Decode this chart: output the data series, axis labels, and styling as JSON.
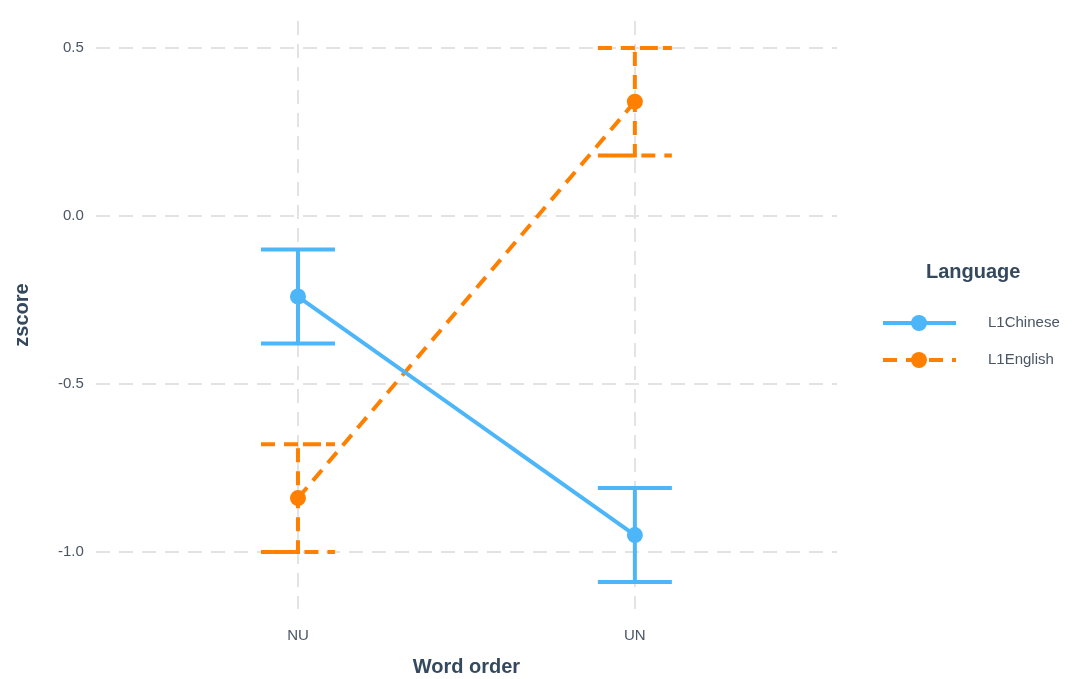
{
  "chart_data": {
    "type": "line",
    "xlabel": "Word order",
    "ylabel": "zscore",
    "legend_title": "Language",
    "categories": [
      "NU",
      "UN"
    ],
    "series": [
      {
        "name": "L1Chinese",
        "color": "#4db6f9",
        "values": [
          -0.24,
          -0.95
        ],
        "errors": [
          0.14,
          0.14
        ],
        "line_style": "solid"
      },
      {
        "name": "L1English",
        "color": "#ff8000",
        "values": [
          -0.84,
          0.34
        ],
        "errors": [
          0.16,
          0.16
        ],
        "line_style": "dashed"
      }
    ],
    "ylim": [
      -1.17,
      0.58
    ],
    "yticks": [
      {
        "value": -1,
        "label": "-1.0"
      },
      -0.5,
      {
        "value": 0,
        "label": "0.0"
      },
      0.5
    ],
    "grid": true,
    "legend": "right",
    "marker": "circle"
  }
}
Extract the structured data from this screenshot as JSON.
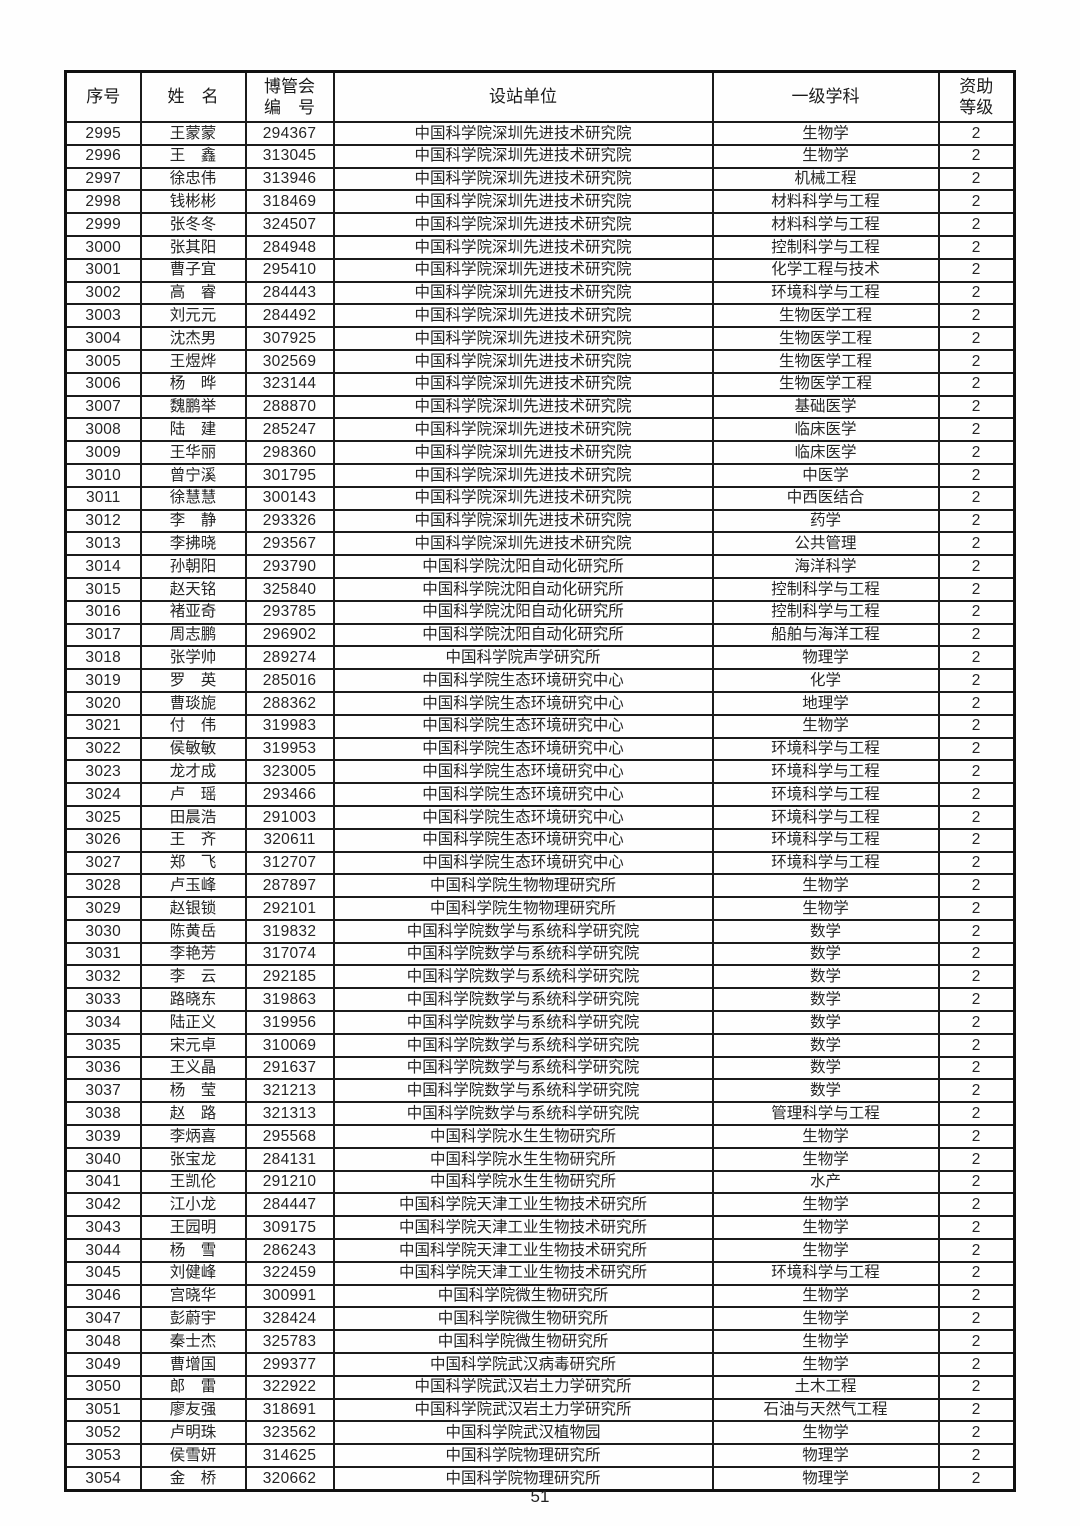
{
  "page": {
    "number": "51"
  },
  "table": {
    "headers": {
      "serial": "序号",
      "name": "姓　名",
      "id_line1": "博管会",
      "id_line2": "编　号",
      "unit": "设站单位",
      "discipline": "一级学科",
      "grade_line1": "资助",
      "grade_line2": "等级"
    },
    "rows": [
      [
        "2995",
        "王蒙蒙",
        "294367",
        "中国科学院深圳先进技术研究院",
        "生物学",
        "2"
      ],
      [
        "2996",
        "王　鑫",
        "313045",
        "中国科学院深圳先进技术研究院",
        "生物学",
        "2"
      ],
      [
        "2997",
        "徐忠伟",
        "313946",
        "中国科学院深圳先进技术研究院",
        "机械工程",
        "2"
      ],
      [
        "2998",
        "钱彬彬",
        "318469",
        "中国科学院深圳先进技术研究院",
        "材料科学与工程",
        "2"
      ],
      [
        "2999",
        "张冬冬",
        "324507",
        "中国科学院深圳先进技术研究院",
        "材料科学与工程",
        "2"
      ],
      [
        "3000",
        "张其阳",
        "284948",
        "中国科学院深圳先进技术研究院",
        "控制科学与工程",
        "2"
      ],
      [
        "3001",
        "曹子宜",
        "295410",
        "中国科学院深圳先进技术研究院",
        "化学工程与技术",
        "2"
      ],
      [
        "3002",
        "高　睿",
        "284443",
        "中国科学院深圳先进技术研究院",
        "环境科学与工程",
        "2"
      ],
      [
        "3003",
        "刘元元",
        "284492",
        "中国科学院深圳先进技术研究院",
        "生物医学工程",
        "2"
      ],
      [
        "3004",
        "沈杰男",
        "307925",
        "中国科学院深圳先进技术研究院",
        "生物医学工程",
        "2"
      ],
      [
        "3005",
        "王煜烨",
        "302569",
        "中国科学院深圳先进技术研究院",
        "生物医学工程",
        "2"
      ],
      [
        "3006",
        "杨　晔",
        "323144",
        "中国科学院深圳先进技术研究院",
        "生物医学工程",
        "2"
      ],
      [
        "3007",
        "魏鹏举",
        "288870",
        "中国科学院深圳先进技术研究院",
        "基础医学",
        "2"
      ],
      [
        "3008",
        "陆　建",
        "285247",
        "中国科学院深圳先进技术研究院",
        "临床医学",
        "2"
      ],
      [
        "3009",
        "王华丽",
        "298360",
        "中国科学院深圳先进技术研究院",
        "临床医学",
        "2"
      ],
      [
        "3010",
        "曾宁溪",
        "301795",
        "中国科学院深圳先进技术研究院",
        "中医学",
        "2"
      ],
      [
        "3011",
        "徐慧慧",
        "300143",
        "中国科学院深圳先进技术研究院",
        "中西医结合",
        "2"
      ],
      [
        "3012",
        "李　静",
        "293326",
        "中国科学院深圳先进技术研究院",
        "药学",
        "2"
      ],
      [
        "3013",
        "李拂晓",
        "293567",
        "中国科学院深圳先进技术研究院",
        "公共管理",
        "2"
      ],
      [
        "3014",
        "孙朝阳",
        "293790",
        "中国科学院沈阳自动化研究所",
        "海洋科学",
        "2"
      ],
      [
        "3015",
        "赵天铭",
        "325840",
        "中国科学院沈阳自动化研究所",
        "控制科学与工程",
        "2"
      ],
      [
        "3016",
        "褚亚奇",
        "293785",
        "中国科学院沈阳自动化研究所",
        "控制科学与工程",
        "2"
      ],
      [
        "3017",
        "周志鹏",
        "296902",
        "中国科学院沈阳自动化研究所",
        "船舶与海洋工程",
        "2"
      ],
      [
        "3018",
        "张学帅",
        "289274",
        "中国科学院声学研究所",
        "物理学",
        "2"
      ],
      [
        "3019",
        "罗　英",
        "285016",
        "中国科学院生态环境研究中心",
        "化学",
        "2"
      ],
      [
        "3020",
        "曹琰旎",
        "288362",
        "中国科学院生态环境研究中心",
        "地理学",
        "2"
      ],
      [
        "3021",
        "付　伟",
        "319983",
        "中国科学院生态环境研究中心",
        "生物学",
        "2"
      ],
      [
        "3022",
        "侯敏敏",
        "319953",
        "中国科学院生态环境研究中心",
        "环境科学与工程",
        "2"
      ],
      [
        "3023",
        "龙才成",
        "323005",
        "中国科学院生态环境研究中心",
        "环境科学与工程",
        "2"
      ],
      [
        "3024",
        "卢　瑶",
        "293466",
        "中国科学院生态环境研究中心",
        "环境科学与工程",
        "2"
      ],
      [
        "3025",
        "田晨浩",
        "291003",
        "中国科学院生态环境研究中心",
        "环境科学与工程",
        "2"
      ],
      [
        "3026",
        "王　齐",
        "320611",
        "中国科学院生态环境研究中心",
        "环境科学与工程",
        "2"
      ],
      [
        "3027",
        "郑　飞",
        "312707",
        "中国科学院生态环境研究中心",
        "环境科学与工程",
        "2"
      ],
      [
        "3028",
        "卢玉峰",
        "287897",
        "中国科学院生物物理研究所",
        "生物学",
        "2"
      ],
      [
        "3029",
        "赵银锁",
        "292101",
        "中国科学院生物物理研究所",
        "生物学",
        "2"
      ],
      [
        "3030",
        "陈黄岳",
        "319832",
        "中国科学院数学与系统科学研究院",
        "数学",
        "2"
      ],
      [
        "3031",
        "李艳芳",
        "317074",
        "中国科学院数学与系统科学研究院",
        "数学",
        "2"
      ],
      [
        "3032",
        "李　云",
        "292185",
        "中国科学院数学与系统科学研究院",
        "数学",
        "2"
      ],
      [
        "3033",
        "路晓东",
        "319863",
        "中国科学院数学与系统科学研究院",
        "数学",
        "2"
      ],
      [
        "3034",
        "陆正义",
        "319956",
        "中国科学院数学与系统科学研究院",
        "数学",
        "2"
      ],
      [
        "3035",
        "宋元卓",
        "310069",
        "中国科学院数学与系统科学研究院",
        "数学",
        "2"
      ],
      [
        "3036",
        "王义晶",
        "291637",
        "中国科学院数学与系统科学研究院",
        "数学",
        "2"
      ],
      [
        "3037",
        "杨　莹",
        "321213",
        "中国科学院数学与系统科学研究院",
        "数学",
        "2"
      ],
      [
        "3038",
        "赵　路",
        "321313",
        "中国科学院数学与系统科学研究院",
        "管理科学与工程",
        "2"
      ],
      [
        "3039",
        "李炳喜",
        "295568",
        "中国科学院水生生物研究所",
        "生物学",
        "2"
      ],
      [
        "3040",
        "张宝龙",
        "284131",
        "中国科学院水生生物研究所",
        "生物学",
        "2"
      ],
      [
        "3041",
        "王凯伦",
        "291210",
        "中国科学院水生生物研究所",
        "水产",
        "2"
      ],
      [
        "3042",
        "江小龙",
        "284447",
        "中国科学院天津工业生物技术研究所",
        "生物学",
        "2"
      ],
      [
        "3043",
        "王园明",
        "309175",
        "中国科学院天津工业生物技术研究所",
        "生物学",
        "2"
      ],
      [
        "3044",
        "杨　雪",
        "286243",
        "中国科学院天津工业生物技术研究所",
        "生物学",
        "2"
      ],
      [
        "3045",
        "刘健峰",
        "322459",
        "中国科学院天津工业生物技术研究所",
        "环境科学与工程",
        "2"
      ],
      [
        "3046",
        "宫晓华",
        "300991",
        "中国科学院微生物研究所",
        "生物学",
        "2"
      ],
      [
        "3047",
        "彭蔚宇",
        "328424",
        "中国科学院微生物研究所",
        "生物学",
        "2"
      ],
      [
        "3048",
        "秦士杰",
        "325783",
        "中国科学院微生物研究所",
        "生物学",
        "2"
      ],
      [
        "3049",
        "曹增国",
        "299377",
        "中国科学院武汉病毒研究所",
        "生物学",
        "2"
      ],
      [
        "3050",
        "郎　雷",
        "322922",
        "中国科学院武汉岩土力学研究所",
        "土木工程",
        "2"
      ],
      [
        "3051",
        "廖友强",
        "318691",
        "中国科学院武汉岩土力学研究所",
        "石油与天然气工程",
        "2"
      ],
      [
        "3052",
        "卢明珠",
        "323562",
        "中国科学院武汉植物园",
        "生物学",
        "2"
      ],
      [
        "3053",
        "侯雪妍",
        "314625",
        "中国科学院物理研究所",
        "物理学",
        "2"
      ],
      [
        "3054",
        "金　桥",
        "320662",
        "中国科学院物理研究所",
        "物理学",
        "2"
      ]
    ]
  }
}
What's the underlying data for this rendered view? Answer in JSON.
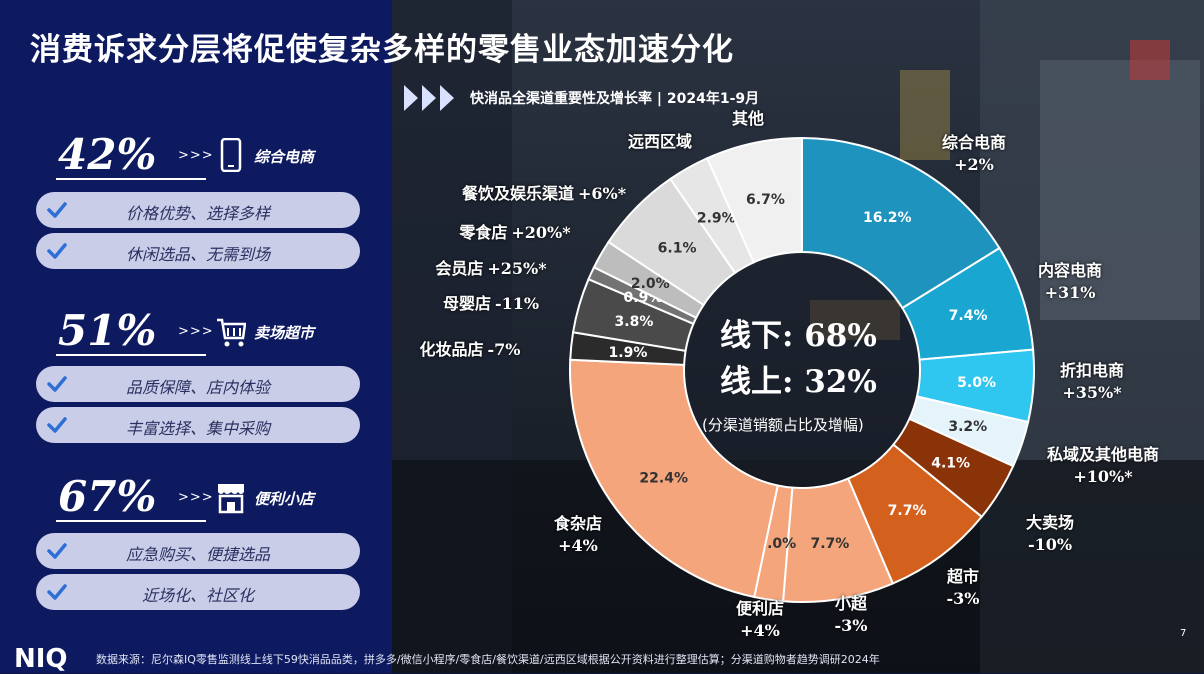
□ □ □ □
Show, from the listing above, each line that contains the word "name".

◆ Answer in full ◆
        "name": "L1Chinese",
        "name": "L1English",
      "name": "姓　名",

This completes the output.